> [Short task]: Turn the listing below into a numbered list, starting at its first line and stopping after the line that contains "237, 407, 269]", and leave out any blank lines.

> [Data excerpts]:

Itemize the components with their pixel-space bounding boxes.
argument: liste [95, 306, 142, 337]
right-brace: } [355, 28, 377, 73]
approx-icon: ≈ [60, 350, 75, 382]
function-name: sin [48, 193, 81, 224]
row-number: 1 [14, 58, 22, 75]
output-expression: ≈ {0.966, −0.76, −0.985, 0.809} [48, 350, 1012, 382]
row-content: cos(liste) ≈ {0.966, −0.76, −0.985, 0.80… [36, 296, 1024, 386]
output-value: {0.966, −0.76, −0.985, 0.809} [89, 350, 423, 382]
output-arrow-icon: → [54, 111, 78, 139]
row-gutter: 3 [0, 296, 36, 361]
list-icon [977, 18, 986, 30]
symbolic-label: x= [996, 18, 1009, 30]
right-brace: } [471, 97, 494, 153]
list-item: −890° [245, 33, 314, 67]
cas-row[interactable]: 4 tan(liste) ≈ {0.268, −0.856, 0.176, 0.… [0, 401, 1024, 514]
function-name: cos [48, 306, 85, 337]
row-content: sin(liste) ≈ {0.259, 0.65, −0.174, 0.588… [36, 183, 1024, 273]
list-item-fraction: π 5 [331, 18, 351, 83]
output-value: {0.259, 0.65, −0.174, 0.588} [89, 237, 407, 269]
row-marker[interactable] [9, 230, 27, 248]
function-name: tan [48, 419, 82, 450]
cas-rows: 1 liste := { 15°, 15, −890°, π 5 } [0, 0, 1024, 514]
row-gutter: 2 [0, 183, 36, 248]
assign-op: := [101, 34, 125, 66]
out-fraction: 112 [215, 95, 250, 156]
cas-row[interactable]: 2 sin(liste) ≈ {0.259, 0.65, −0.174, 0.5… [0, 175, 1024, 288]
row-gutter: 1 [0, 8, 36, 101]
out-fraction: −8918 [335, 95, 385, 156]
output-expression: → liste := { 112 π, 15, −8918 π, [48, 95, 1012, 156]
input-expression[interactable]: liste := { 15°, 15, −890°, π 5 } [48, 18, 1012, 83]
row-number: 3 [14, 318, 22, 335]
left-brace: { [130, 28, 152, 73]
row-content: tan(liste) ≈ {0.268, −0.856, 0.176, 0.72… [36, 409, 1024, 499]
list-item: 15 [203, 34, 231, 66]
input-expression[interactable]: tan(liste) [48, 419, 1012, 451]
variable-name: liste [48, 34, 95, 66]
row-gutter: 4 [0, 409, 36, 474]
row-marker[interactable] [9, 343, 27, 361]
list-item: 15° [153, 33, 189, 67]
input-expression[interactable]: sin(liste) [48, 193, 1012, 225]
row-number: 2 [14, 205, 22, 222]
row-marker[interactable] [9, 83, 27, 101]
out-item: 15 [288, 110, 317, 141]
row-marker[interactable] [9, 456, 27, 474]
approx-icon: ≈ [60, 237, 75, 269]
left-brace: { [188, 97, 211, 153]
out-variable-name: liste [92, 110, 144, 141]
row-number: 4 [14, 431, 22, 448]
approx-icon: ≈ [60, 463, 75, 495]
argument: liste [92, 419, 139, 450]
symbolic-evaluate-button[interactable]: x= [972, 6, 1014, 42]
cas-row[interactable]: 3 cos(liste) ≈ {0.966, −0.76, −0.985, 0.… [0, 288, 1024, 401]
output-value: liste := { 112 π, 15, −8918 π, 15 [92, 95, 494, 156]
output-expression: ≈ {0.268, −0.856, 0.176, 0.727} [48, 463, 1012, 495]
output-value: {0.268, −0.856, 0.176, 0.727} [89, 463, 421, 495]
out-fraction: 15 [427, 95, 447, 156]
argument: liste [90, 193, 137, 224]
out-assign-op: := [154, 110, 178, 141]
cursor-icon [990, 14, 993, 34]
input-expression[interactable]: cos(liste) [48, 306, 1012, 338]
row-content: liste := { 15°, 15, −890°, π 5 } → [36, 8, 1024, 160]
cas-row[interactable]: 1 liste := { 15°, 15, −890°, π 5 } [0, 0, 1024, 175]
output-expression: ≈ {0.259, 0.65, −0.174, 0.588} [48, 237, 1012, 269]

> [Task answer]:
1. Itemize the components with their pixel-space bounding boxes.
2. argument: liste [95, 306, 142, 337]
3. right-brace: } [355, 28, 377, 73]
4. approx-icon: ≈ [60, 350, 75, 382]
5. function-name: sin [48, 193, 81, 224]
6. row-number: 1 [14, 58, 22, 75]
7. output-expression: ≈ {0.966, −0.76, −0.985, 0.809} [48, 350, 1012, 382]
8. row-content: cos(liste) ≈ {0.966, −0.76, −0.985, 0.80… [36, 296, 1024, 386]
9. output-value: {0.966, −0.76, −0.985, 0.809} [89, 350, 423, 382]
10. output-arrow-icon: → [54, 111, 78, 139]
11. row-gutter: 3 [0, 296, 36, 361]
12. list-icon [977, 18, 986, 30]
13. symbolic-label: x= [996, 18, 1009, 30]
14. right-brace: } [471, 97, 494, 153]
15. list-item: −890° [245, 33, 314, 67]
16. cas-row[interactable]: 4 tan(liste) ≈ {0.268, −0.856, 0.176, 0.… [0, 401, 1024, 514]
17. function-name: cos [48, 306, 85, 337]
18. row-content: sin(liste) ≈ {0.259, 0.65, −0.174, 0.588… [36, 183, 1024, 273]
19. list-item-fraction: π 5 [331, 18, 351, 83]
20. output-value: {0.259, 0.65, −0.174, 0.588} [89, 237, 407, 269]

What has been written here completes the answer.